**PROBLEM STATEMENT**
Repeat the listing word for word. No pictures belong in the copy.

★ ★ ★

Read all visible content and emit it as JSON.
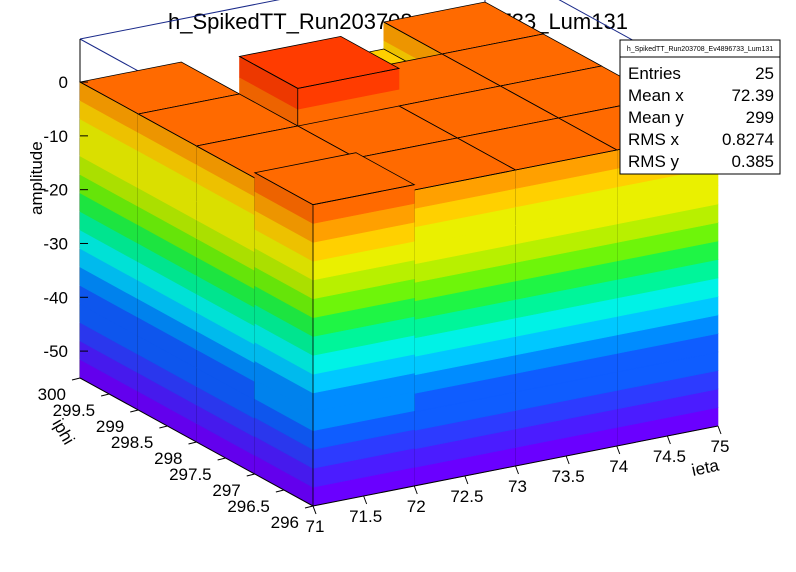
{
  "chart_data": {
    "type": "lego3d",
    "title": "h_SpikedTT_Run203708_Ev4896733_Lum131",
    "xlabel": "ieta",
    "ylabel": "iphi",
    "zlabel": "amplitude",
    "x_range": [
      71,
      75
    ],
    "y_range": [
      296,
      300
    ],
    "z_range": [
      -55,
      8
    ],
    "x_ticks": [
      "71",
      "71.5",
      "72",
      "72.5",
      "73",
      "73.5",
      "74",
      "74.5",
      "75"
    ],
    "y_ticks": [
      "296",
      "296.5",
      "297",
      "297.5",
      "298",
      "298.5",
      "299",
      "299.5",
      "300"
    ],
    "z_ticks": [
      "0",
      "-10",
      "-20",
      "-30",
      "-40",
      "-50"
    ],
    "x_bins": [
      71.5,
      72.5,
      73.5,
      74.5
    ],
    "y_bins": [
      296.5,
      297.5,
      298.5,
      299.5
    ],
    "values": [
      [
        1.0,
        0.0,
        0.0,
        0.0
      ],
      [
        0.0,
        0.0,
        0.0,
        0.0
      ],
      [
        0.0,
        7.0,
        0.0,
        0.0
      ],
      [
        0.0,
        -8.0,
        -5.0,
        0.0
      ]
    ],
    "palette": [
      "#6a00ff",
      "#4b1cff",
      "#2d3bff",
      "#0f5dff",
      "#008cff",
      "#00c8ff",
      "#00f2e6",
      "#00f59a",
      "#1ff545",
      "#6ef50a",
      "#b8f000",
      "#eaf000",
      "#ffd000",
      "#ffa000",
      "#ff6a00",
      "#ff3c00"
    ],
    "grid": false,
    "legend": "top-right"
  },
  "stats": {
    "name": "h_SpikedTT_Run203708_Ev4896733_Lum131",
    "rows": [
      {
        "label": "Entries",
        "value": "25"
      },
      {
        "label": "Mean x",
        "value": "72.39"
      },
      {
        "label": "Mean y",
        "value": "299"
      },
      {
        "label": "RMS x",
        "value": "0.8274"
      },
      {
        "label": "RMS y",
        "value": "0.385"
      }
    ]
  }
}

★ ★ ★

**CORRECT ANSWER**
Read all visible content and emit it as JSON.
{
  "chart_data": {
    "type": "lego3d",
    "title": "h_SpikedTT_Run203708_Ev4896733_Lum131",
    "xlabel": "ieta",
    "ylabel": "iphi",
    "zlabel": "amplitude",
    "x_range": [
      71,
      75
    ],
    "y_range": [
      296,
      300
    ],
    "z_range": [
      -55,
      8
    ],
    "x_ticks": [
      "71",
      "71.5",
      "72",
      "72.5",
      "73",
      "73.5",
      "74",
      "74.5",
      "75"
    ],
    "y_ticks": [
      "296",
      "296.5",
      "297",
      "297.5",
      "298",
      "298.5",
      "299",
      "299.5",
      "300"
    ],
    "z_ticks": [
      "0",
      "-10",
      "-20",
      "-30",
      "-40",
      "-50"
    ],
    "x_bins": [
      71.5,
      72.5,
      73.5,
      74.5
    ],
    "y_bins": [
      296.5,
      297.5,
      298.5,
      299.5
    ],
    "values": [
      [
        1.0,
        0.0,
        0.0,
        0.0
      ],
      [
        0.0,
        0.0,
        0.0,
        0.0
      ],
      [
        0.0,
        7.0,
        0.0,
        0.0
      ],
      [
        0.0,
        -8.0,
        -5.0,
        0.0
      ]
    ],
    "palette": [
      "#6a00ff",
      "#4b1cff",
      "#2d3bff",
      "#0f5dff",
      "#008cff",
      "#00c8ff",
      "#00f2e6",
      "#00f59a",
      "#1ff545",
      "#6ef50a",
      "#b8f000",
      "#eaf000",
      "#ffd000",
      "#ffa000",
      "#ff6a00",
      "#ff3c00"
    ],
    "grid": false,
    "legend": "top-right"
  },
  "stats": {
    "name": "h_SpikedTT_Run203708_Ev4896733_Lum131",
    "rows": [
      {
        "label": "Entries",
        "value": "25"
      },
      {
        "label": "Mean x",
        "value": "72.39"
      },
      {
        "label": "Mean y",
        "value": "299"
      },
      {
        "label": "RMS x",
        "value": "0.8274"
      },
      {
        "label": "RMS y",
        "value": "0.385"
      }
    ]
  }
}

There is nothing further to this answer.